(Stored records)
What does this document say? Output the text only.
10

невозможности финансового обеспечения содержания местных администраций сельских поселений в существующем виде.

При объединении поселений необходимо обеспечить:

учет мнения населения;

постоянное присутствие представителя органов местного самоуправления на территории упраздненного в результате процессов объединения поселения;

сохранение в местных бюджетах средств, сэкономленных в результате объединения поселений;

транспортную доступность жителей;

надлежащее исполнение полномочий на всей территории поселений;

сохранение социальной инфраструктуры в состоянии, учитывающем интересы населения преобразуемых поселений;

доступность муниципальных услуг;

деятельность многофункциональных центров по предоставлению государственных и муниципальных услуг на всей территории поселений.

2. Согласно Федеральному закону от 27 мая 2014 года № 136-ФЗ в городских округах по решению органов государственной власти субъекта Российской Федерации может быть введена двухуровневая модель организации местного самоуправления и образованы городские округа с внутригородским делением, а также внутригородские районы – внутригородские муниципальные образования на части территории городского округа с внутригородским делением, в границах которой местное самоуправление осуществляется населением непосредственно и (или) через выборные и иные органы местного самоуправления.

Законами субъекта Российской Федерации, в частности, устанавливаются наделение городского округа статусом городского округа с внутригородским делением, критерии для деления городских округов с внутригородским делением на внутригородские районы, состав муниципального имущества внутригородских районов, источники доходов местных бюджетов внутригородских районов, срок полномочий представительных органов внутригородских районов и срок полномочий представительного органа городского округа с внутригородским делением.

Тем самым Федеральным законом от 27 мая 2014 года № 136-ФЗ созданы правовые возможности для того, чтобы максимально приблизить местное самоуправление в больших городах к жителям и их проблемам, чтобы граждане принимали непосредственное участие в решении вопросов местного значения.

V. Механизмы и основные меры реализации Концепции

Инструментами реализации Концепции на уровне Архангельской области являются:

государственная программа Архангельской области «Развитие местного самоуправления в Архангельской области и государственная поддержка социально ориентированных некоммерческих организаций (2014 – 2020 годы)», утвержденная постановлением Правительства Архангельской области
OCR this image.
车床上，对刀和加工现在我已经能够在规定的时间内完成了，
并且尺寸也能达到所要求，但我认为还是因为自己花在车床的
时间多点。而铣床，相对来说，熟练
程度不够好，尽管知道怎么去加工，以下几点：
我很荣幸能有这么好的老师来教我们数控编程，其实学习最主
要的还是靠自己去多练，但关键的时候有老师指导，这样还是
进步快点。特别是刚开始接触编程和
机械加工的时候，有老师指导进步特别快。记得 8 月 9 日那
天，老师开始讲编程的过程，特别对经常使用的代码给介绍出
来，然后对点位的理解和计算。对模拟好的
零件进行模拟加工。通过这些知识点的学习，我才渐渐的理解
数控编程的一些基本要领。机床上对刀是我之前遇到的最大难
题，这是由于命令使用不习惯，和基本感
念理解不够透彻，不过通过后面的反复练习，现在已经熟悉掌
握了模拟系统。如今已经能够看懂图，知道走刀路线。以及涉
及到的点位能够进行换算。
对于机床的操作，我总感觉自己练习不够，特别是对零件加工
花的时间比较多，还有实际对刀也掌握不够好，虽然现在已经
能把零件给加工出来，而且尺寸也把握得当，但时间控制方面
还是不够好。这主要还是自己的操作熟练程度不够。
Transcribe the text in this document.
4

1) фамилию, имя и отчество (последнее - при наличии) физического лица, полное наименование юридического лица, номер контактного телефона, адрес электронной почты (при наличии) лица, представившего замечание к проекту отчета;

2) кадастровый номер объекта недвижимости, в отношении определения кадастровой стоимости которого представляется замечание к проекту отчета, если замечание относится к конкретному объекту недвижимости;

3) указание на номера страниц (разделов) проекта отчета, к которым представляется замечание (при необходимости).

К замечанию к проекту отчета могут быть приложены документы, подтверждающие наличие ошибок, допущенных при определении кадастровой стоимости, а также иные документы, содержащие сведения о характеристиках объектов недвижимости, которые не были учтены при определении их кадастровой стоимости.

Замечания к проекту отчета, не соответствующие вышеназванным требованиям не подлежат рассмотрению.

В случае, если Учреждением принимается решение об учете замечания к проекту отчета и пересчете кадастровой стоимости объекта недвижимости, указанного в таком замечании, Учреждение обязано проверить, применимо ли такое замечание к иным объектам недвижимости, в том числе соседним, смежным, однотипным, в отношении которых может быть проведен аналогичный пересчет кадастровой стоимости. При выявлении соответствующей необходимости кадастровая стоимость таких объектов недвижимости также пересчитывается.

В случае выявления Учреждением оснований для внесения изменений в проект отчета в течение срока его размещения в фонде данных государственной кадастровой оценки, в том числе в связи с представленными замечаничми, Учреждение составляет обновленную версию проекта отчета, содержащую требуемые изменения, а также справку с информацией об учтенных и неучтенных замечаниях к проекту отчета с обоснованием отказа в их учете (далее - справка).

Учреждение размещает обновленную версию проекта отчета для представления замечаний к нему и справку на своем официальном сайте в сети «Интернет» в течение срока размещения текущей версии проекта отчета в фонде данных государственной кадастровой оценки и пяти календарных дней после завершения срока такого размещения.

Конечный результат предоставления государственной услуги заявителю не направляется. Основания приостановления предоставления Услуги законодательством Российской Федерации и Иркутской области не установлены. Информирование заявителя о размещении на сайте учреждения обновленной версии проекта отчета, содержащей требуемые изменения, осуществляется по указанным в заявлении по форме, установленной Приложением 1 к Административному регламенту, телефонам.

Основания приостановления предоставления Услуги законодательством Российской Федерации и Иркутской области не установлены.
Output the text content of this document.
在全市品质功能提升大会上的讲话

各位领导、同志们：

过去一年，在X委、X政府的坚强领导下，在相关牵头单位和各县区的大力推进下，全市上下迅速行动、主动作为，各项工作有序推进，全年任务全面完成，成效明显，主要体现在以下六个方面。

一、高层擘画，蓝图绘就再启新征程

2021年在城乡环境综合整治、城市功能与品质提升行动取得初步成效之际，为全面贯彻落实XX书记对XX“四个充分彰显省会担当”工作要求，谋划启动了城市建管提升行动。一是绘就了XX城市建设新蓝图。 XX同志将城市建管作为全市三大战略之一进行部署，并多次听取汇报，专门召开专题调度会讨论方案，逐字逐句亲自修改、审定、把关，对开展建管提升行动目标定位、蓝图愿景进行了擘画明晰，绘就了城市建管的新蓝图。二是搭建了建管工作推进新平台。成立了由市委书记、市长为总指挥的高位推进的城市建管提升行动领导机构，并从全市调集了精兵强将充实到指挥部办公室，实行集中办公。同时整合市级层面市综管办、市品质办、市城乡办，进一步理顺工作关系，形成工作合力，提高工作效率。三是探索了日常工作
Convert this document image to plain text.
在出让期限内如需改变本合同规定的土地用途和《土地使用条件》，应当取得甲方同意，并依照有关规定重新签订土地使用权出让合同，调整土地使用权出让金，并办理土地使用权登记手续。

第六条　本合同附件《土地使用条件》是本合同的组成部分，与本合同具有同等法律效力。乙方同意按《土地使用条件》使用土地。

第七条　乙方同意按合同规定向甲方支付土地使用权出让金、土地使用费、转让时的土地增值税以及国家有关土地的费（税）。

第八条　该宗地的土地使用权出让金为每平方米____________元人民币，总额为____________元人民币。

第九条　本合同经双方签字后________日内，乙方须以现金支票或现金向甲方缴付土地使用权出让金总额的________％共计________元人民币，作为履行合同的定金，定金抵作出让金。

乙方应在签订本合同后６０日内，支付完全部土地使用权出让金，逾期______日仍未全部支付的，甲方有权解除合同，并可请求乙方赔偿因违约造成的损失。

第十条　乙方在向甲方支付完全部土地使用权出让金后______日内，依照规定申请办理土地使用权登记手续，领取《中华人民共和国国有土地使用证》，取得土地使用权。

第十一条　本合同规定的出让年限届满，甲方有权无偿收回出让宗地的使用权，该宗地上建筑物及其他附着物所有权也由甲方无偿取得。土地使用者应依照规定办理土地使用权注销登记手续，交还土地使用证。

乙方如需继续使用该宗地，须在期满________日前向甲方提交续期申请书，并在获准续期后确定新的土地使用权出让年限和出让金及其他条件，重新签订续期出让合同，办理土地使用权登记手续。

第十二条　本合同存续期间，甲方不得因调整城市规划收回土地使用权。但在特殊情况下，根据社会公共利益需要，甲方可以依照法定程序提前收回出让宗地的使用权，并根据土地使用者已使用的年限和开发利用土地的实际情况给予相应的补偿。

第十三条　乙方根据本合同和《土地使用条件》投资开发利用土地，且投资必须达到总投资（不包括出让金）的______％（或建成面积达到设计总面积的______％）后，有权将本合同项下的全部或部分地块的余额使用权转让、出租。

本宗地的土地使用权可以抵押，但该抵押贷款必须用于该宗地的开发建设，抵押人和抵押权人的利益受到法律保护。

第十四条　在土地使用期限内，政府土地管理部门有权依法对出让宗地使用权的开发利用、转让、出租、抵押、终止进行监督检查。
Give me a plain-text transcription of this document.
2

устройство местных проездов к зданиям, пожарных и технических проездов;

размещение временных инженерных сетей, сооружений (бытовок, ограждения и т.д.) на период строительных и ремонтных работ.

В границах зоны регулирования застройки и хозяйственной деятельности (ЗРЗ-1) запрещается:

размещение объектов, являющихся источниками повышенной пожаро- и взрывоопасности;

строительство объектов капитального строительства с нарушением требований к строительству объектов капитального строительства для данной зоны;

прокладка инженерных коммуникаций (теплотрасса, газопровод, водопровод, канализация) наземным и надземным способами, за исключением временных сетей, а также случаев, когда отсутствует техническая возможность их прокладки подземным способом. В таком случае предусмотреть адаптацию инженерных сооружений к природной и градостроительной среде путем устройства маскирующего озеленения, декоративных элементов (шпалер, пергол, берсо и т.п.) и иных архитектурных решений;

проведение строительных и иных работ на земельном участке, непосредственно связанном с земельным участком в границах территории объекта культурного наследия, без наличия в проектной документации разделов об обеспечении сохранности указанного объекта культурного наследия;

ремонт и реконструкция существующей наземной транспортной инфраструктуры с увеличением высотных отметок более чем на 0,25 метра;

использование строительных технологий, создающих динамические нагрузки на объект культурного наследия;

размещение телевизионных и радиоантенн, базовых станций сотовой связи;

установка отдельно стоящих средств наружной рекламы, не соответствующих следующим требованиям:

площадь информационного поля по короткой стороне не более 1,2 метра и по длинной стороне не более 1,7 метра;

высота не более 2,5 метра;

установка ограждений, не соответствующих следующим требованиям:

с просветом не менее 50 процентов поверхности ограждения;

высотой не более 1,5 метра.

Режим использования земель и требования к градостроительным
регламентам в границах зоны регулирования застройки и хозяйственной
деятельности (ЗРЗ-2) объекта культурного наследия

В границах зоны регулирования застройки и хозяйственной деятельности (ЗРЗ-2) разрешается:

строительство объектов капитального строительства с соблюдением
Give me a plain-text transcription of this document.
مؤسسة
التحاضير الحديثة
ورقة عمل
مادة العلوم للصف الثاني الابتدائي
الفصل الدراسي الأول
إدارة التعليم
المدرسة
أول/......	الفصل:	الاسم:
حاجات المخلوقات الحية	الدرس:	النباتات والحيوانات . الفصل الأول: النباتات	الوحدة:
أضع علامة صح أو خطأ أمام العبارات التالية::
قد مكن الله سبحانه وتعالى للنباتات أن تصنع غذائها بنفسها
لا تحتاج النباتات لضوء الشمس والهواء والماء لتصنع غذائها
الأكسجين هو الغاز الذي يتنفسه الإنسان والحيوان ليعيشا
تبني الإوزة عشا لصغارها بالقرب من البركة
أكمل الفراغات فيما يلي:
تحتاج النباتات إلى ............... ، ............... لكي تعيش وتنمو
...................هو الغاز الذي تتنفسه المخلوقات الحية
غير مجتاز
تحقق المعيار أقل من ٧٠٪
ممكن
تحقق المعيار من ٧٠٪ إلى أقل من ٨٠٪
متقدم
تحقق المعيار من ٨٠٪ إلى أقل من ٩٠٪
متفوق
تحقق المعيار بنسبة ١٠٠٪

■ **Description of the task**: Give only the number of lines that include the word "image".

■ **Solution to this task**: 2